▸ **Task requirements**
Check each line of the records for "value"; collect those that have it.

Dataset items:
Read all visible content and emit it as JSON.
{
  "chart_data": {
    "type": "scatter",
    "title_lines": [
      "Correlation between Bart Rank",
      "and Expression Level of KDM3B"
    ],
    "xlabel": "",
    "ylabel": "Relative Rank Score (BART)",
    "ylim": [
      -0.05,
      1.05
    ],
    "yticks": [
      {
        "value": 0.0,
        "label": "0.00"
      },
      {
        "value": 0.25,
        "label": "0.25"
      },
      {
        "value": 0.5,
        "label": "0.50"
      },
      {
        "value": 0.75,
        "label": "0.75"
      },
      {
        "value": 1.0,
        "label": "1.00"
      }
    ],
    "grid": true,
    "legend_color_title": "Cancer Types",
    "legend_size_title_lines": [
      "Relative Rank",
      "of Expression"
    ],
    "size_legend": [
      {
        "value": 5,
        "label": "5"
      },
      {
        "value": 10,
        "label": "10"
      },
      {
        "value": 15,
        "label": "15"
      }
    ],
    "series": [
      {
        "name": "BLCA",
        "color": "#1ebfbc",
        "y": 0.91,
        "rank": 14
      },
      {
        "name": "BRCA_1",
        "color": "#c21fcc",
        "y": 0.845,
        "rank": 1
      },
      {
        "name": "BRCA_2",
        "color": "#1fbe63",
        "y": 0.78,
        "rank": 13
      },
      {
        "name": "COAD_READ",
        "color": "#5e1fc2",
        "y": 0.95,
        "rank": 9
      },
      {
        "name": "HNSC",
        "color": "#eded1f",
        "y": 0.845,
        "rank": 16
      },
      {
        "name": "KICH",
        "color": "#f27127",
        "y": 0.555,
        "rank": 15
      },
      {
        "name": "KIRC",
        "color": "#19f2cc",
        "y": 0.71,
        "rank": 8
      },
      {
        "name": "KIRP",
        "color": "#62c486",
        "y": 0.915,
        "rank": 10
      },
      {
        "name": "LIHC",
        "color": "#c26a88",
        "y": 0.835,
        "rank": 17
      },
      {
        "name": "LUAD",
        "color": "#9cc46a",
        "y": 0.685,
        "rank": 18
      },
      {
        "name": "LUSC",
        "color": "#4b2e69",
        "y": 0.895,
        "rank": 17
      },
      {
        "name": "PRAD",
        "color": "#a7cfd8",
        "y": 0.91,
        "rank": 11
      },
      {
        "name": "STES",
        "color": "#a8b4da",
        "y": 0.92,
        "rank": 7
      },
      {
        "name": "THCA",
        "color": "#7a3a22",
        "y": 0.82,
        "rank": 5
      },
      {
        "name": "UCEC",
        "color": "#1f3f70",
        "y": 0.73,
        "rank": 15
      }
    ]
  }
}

▸ **Finished answer**
        "value": 0.0,
        "value": 0.25,
        "value": 0.5,
        "value": 0.75,
        "value": 1.0,
        "value": 5,
        "value": 10,
        "value": 15,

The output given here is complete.